Exercise prompt:
Transcribe the material exactly. Images do not belong in the copy.

The input:
## begin

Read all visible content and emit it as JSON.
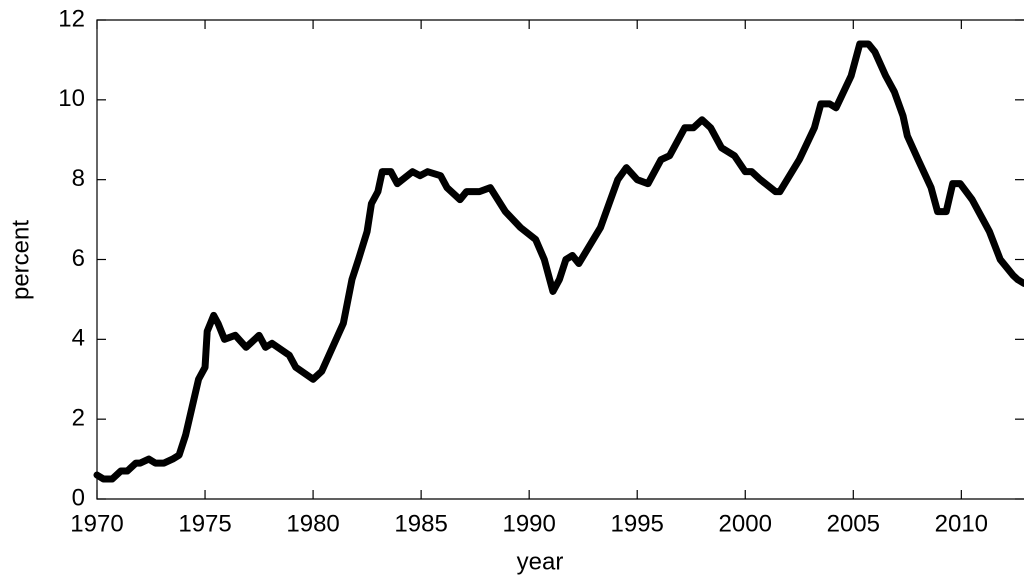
{
  "chart_data": {
    "type": "line",
    "x_label": "year",
    "y_label": "percent",
    "x": [
      1970.0,
      1970.3,
      1970.7,
      1971.1,
      1971.4,
      1971.8,
      1972.0,
      1972.4,
      1972.7,
      1973.1,
      1973.5,
      1973.8,
      1974.1,
      1974.4,
      1974.7,
      1975.0,
      1975.1,
      1975.4,
      1975.6,
      1975.9,
      1976.4,
      1976.9,
      1977.5,
      1977.8,
      1978.1,
      1978.9,
      1979.2,
      1980.0,
      1980.4,
      1980.9,
      1981.4,
      1981.8,
      1982.1,
      1982.5,
      1982.7,
      1983.0,
      1983.2,
      1983.6,
      1983.9,
      1984.6,
      1984.95,
      1985.3,
      1985.9,
      1986.2,
      1986.8,
      1987.1,
      1987.7,
      1988.2,
      1988.9,
      1989.6,
      1990.3,
      1990.7,
      1991.1,
      1991.4,
      1991.7,
      1992.0,
      1992.3,
      1993.3,
      1993.7,
      1994.1,
      1994.5,
      1995.0,
      1995.5,
      1996.1,
      1996.5,
      1997.2,
      1997.6,
      1998.0,
      1998.4,
      1998.9,
      1999.5,
      2000.0,
      2000.3,
      2000.7,
      2001.4,
      2001.6,
      2002.5,
      2003.2,
      2003.5,
      2003.9,
      2004.2,
      2004.9,
      2005.3,
      2005.7,
      2006.0,
      2006.5,
      2006.9,
      2007.3,
      2007.5,
      2008.0,
      2008.6,
      2008.9,
      2009.3,
      2009.6,
      2009.95,
      2010.5,
      2011.1,
      2011.3,
      2011.8,
      2012.4,
      2012.6,
      2012.9
    ],
    "series": [
      {
        "color": "#000000",
        "values": [
          0.6,
          0.5,
          0.5,
          0.7,
          0.7,
          0.9,
          0.9,
          1.0,
          0.9,
          0.9,
          1.0,
          1.1,
          1.6,
          2.3,
          3.0,
          3.3,
          4.2,
          4.6,
          4.4,
          4.0,
          4.1,
          3.8,
          4.1,
          3.8,
          3.9,
          3.6,
          3.3,
          3.0,
          3.2,
          3.8,
          4.4,
          5.5,
          6.0,
          6.7,
          7.4,
          7.7,
          8.2,
          8.2,
          7.9,
          8.2,
          8.1,
          8.2,
          8.1,
          7.8,
          7.5,
          7.7,
          7.7,
          7.8,
          7.2,
          6.8,
          6.5,
          6.0,
          5.2,
          5.5,
          6.0,
          6.1,
          5.9,
          6.8,
          7.4,
          8.0,
          8.3,
          8.0,
          7.9,
          8.5,
          8.6,
          9.3,
          9.3,
          9.5,
          9.3,
          8.8,
          8.6,
          8.2,
          8.2,
          8.0,
          7.7,
          7.7,
          8.5,
          9.3,
          9.9,
          9.9,
          9.8,
          10.6,
          11.4,
          11.4,
          11.2,
          10.6,
          10.2,
          9.6,
          9.1,
          8.5,
          7.8,
          7.2,
          7.2,
          7.9,
          7.9,
          7.5,
          6.9,
          6.7,
          6.0,
          5.6,
          5.5,
          5.4
        ]
      }
    ],
    "xlim": [
      1970,
      2012.9
    ],
    "ylim": [
      0,
      12
    ],
    "xticks": [
      1970,
      1975,
      1980,
      1985,
      1990,
      1995,
      2000,
      2005,
      2010
    ],
    "yticks": [
      0,
      2,
      4,
      6,
      8,
      10,
      12
    ]
  }
}
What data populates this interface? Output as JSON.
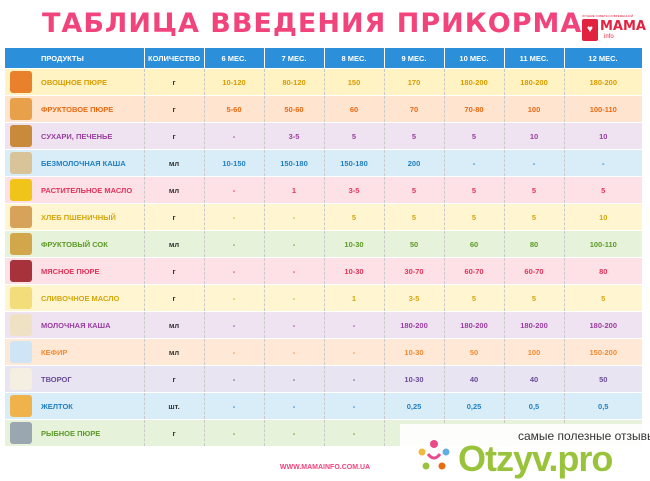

## end

Output:
Read all visible content and emit it as JSON.
{
  "chart_data": {
    "type": "line",
    "x_label": "year",
    "y_label": "percent",
    "x": [
      1970.0,
      1970.3,
      1970.7,
      1971.1,
      1971.4,
      1971.8,
      1972.0,
      1972.4,
      1972.7,
      1973.1,
      1973.5,
      1973.8,
      1974.1,
      1974.4,
      1974.7,
      1975.0,
      1975.1,
      1975.4,
      1975.6,
      1975.9,
      1976.4,
      1976.9,
      1977.5,
      1977.8,
      1978.1,
      1978.9,
      1979.2,
      1980.0,
      1980.4,
      1980.9,
      1981.4,
      1981.8,
      1982.1,
      1982.5,
      1982.7,
      1983.0,
      1983.2,
      1983.6,
      1983.9,
      1984.6,
      1984.95,
      1985.3,
      1985.9,
      1986.2,
      1986.8,
      1987.1,
      1987.7,
      1988.2,
      1988.9,
      1989.6,
      1990.3,
      1990.7,
      1991.1,
      1991.4,
      1991.7,
      1992.0,
      1992.3,
      1993.3,
      1993.7,
      1994.1,
      1994.5,
      1995.0,
      1995.5,
      1996.1,
      1996.5,
      1997.2,
      1997.6,
      1998.0,
      1998.4,
      1998.9,
      1999.5,
      2000.0,
      2000.3,
      2000.7,
      2001.4,
      2001.6,
      2002.5,
      2003.2,
      2003.5,
      2003.9,
      2004.2,
      2004.9,
      2005.3,
      2005.7,
      2006.0,
      2006.5,
      2006.9,
      2007.3,
      2007.5,
      2008.0,
      2008.6,
      2008.9,
      2009.3,
      2009.6,
      2009.95,
      2010.5,
      2011.1,
      2011.3,
      2011.8,
      2012.4,
      2012.6,
      2012.9
    ],
    "series": [
      {
        "color": "#000000",
        "values": [
          0.6,
          0.5,
          0.5,
          0.7,
          0.7,
          0.9,
          0.9,
          1.0,
          0.9,
          0.9,
          1.0,
          1.1,
          1.6,
          2.3,
          3.0,
          3.3,
          4.2,
          4.6,
          4.4,
          4.0,
          4.1,
          3.8,
          4.1,
          3.8,
          3.9,
          3.6,
          3.3,
          3.0,
          3.2,
          3.8,
          4.4,
          5.5,
          6.0,
          6.7,
          7.4,
          7.7,
          8.2,
          8.2,
          7.9,
          8.2,
          8.1,
          8.2,
          8.1,
          7.8,
          7.5,
          7.7,
          7.7,
          7.8,
          7.2,
          6.8,
          6.5,
          6.0,
          5.2,
          5.5,
          6.0,
          6.1,
          5.9,
          6.8,
          7.4,
          8.0,
          8.3,
          8.0,
          7.9,
          8.5,
          8.6,
          9.3,
          9.3,
          9.5,
          9.3,
          8.8,
          8.6,
          8.2,
          8.2,
          8.0,
          7.7,
          7.7,
          8.5,
          9.3,
          9.9,
          9.9,
          9.8,
          10.6,
          11.4,
          11.4,
          11.2,
          10.6,
          10.2,
          9.6,
          9.1,
          8.5,
          7.8,
          7.2,
          7.2,
          7.9,
          7.9,
          7.5,
          6.9,
          6.7,
          6.0,
          5.6,
          5.5,
          5.4
        ]
      }
    ],
    "xlim": [
      1970,
      2012.9
    ],
    "ylim": [
      0,
      12
    ],
    "xticks": [
      1970,
      1975,
      1980,
      1985,
      1990,
      1995,
      2000,
      2005,
      2010
    ],
    "yticks": [
      0,
      2,
      4,
      6,
      8,
      10,
      12
    ]
  }
}
What data populates this interface? Output as JSON.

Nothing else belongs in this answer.